-- begin --

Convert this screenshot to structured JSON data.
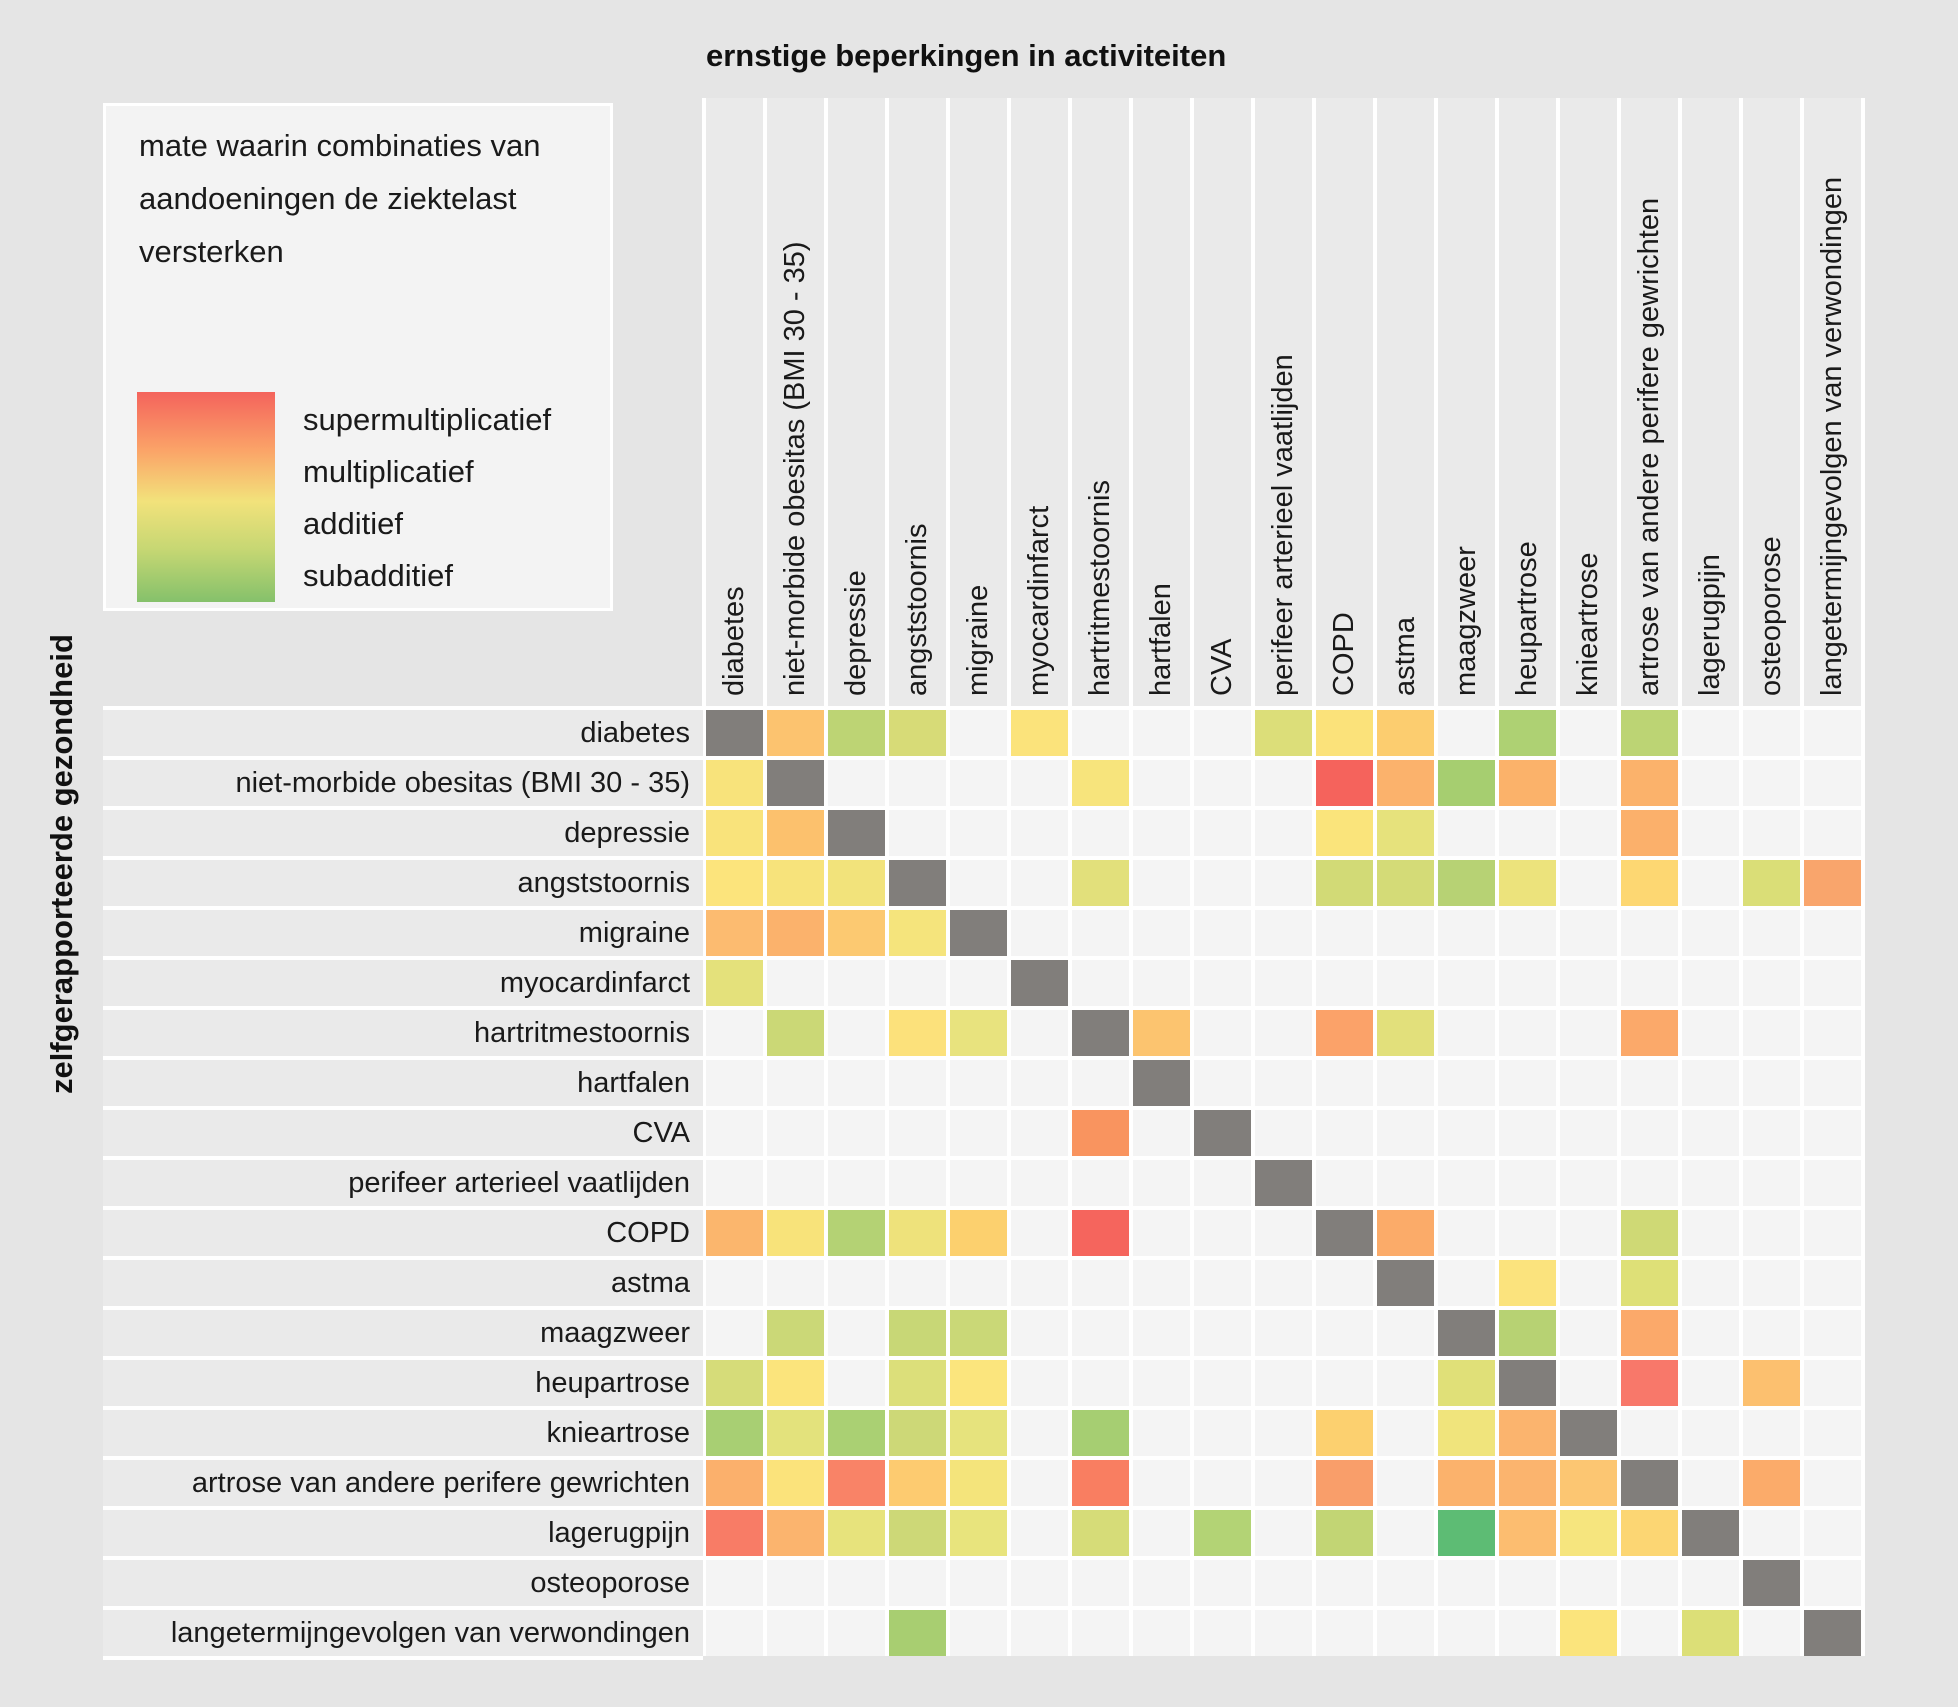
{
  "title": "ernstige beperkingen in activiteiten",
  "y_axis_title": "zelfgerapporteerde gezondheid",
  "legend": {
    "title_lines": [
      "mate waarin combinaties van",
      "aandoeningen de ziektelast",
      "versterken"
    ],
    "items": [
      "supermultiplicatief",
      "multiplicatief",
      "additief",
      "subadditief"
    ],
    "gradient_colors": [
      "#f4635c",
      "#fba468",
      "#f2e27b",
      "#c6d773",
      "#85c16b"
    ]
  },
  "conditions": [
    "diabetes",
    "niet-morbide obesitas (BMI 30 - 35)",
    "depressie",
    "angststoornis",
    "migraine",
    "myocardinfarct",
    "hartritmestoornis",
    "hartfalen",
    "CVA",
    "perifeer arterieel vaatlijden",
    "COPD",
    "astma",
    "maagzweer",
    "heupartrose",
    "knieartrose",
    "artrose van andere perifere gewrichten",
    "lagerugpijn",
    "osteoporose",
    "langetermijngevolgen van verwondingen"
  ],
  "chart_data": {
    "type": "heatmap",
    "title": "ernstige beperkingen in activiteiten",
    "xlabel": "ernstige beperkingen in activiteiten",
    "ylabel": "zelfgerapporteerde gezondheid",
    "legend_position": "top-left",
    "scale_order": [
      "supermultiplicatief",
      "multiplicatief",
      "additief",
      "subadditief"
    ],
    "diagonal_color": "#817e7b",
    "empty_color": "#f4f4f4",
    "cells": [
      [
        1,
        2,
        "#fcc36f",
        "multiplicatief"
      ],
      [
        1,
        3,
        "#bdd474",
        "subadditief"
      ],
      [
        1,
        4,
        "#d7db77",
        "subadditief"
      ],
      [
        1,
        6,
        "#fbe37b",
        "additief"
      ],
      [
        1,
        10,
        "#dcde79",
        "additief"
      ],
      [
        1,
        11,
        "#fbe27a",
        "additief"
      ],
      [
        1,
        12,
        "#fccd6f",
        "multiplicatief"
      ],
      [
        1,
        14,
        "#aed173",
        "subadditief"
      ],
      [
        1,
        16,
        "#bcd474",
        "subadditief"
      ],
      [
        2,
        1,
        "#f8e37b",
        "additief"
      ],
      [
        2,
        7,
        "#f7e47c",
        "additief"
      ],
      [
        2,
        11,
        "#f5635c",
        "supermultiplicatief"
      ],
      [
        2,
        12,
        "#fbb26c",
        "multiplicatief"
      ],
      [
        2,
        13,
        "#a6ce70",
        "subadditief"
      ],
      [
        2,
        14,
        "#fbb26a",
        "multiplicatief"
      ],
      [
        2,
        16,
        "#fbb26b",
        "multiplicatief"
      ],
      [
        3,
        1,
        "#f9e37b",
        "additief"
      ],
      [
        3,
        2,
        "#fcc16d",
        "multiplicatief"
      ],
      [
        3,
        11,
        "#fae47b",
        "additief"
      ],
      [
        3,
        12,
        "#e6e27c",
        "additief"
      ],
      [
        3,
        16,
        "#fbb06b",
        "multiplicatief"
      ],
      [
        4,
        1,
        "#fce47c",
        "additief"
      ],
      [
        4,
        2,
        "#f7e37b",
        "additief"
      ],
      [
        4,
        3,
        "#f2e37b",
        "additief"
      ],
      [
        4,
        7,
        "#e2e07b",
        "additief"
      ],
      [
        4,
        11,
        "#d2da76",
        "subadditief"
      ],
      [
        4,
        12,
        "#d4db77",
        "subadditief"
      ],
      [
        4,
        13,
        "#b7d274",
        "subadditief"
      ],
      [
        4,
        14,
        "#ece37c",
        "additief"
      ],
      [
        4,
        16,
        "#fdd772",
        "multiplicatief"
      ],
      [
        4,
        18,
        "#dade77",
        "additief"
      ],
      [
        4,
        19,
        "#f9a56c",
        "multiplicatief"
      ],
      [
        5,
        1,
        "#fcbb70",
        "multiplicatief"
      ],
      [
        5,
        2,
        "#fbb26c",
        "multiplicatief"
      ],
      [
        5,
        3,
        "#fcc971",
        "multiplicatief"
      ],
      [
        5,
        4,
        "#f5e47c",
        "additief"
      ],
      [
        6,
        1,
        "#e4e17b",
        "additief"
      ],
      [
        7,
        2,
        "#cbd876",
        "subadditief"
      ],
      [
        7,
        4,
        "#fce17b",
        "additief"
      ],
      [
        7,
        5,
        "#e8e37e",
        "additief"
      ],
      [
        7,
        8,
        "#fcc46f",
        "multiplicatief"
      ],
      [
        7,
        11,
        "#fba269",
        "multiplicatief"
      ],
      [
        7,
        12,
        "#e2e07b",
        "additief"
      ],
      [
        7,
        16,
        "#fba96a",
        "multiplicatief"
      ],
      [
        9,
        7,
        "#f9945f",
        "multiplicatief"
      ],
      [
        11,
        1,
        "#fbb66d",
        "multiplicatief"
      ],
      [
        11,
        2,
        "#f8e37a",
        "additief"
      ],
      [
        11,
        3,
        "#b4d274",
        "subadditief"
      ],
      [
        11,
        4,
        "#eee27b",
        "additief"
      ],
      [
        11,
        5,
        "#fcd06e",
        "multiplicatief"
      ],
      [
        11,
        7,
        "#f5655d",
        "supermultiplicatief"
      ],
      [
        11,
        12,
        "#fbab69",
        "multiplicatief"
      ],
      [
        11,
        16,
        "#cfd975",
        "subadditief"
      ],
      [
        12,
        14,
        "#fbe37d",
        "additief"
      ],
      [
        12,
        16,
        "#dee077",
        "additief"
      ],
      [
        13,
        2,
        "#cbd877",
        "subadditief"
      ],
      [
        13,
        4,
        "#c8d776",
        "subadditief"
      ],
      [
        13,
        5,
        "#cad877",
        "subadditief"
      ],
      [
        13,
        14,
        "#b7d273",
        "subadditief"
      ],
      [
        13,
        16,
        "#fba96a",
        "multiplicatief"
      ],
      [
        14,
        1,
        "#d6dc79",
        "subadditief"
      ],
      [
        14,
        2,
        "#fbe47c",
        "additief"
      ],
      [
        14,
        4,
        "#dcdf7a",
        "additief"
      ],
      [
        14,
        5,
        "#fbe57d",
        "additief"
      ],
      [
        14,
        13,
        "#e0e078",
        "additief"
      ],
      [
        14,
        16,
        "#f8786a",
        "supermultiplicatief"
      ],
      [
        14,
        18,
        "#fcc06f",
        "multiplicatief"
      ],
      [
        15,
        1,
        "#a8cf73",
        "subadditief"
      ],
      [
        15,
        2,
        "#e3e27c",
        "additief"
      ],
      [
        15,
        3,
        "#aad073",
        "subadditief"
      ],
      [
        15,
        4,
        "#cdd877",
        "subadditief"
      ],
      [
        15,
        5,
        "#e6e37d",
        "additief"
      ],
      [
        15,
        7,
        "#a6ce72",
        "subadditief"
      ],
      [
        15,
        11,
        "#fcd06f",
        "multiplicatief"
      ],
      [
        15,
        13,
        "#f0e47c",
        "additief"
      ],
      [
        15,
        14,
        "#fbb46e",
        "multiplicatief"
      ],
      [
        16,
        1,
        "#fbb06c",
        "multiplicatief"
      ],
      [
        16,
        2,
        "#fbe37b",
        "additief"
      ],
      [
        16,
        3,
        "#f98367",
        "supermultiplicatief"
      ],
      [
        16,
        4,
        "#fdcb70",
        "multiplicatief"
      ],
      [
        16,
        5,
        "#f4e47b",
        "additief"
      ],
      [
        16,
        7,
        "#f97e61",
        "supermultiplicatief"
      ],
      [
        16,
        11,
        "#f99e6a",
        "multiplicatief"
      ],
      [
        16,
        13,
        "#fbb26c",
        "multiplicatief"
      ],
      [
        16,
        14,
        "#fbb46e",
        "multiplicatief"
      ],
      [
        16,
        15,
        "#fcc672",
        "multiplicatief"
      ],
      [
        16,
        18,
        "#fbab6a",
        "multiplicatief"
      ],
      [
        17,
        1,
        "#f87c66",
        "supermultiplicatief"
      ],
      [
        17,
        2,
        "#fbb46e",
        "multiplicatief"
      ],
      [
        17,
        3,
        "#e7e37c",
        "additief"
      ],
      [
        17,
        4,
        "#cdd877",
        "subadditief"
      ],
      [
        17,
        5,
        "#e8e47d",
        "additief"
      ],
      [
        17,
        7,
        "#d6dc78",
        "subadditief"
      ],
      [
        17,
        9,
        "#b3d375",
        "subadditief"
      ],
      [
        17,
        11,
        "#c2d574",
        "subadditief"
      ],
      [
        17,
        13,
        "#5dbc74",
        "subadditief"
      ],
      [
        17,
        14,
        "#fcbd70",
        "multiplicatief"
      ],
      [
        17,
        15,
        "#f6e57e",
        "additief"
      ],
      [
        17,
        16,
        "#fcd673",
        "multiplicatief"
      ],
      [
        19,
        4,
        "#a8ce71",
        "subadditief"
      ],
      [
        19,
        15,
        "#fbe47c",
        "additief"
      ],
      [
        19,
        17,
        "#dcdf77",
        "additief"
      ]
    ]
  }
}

-- end --

What the task requires: Examine the records and report how many lines contain the string "ernstige". Only the number should be given.

Task result: 3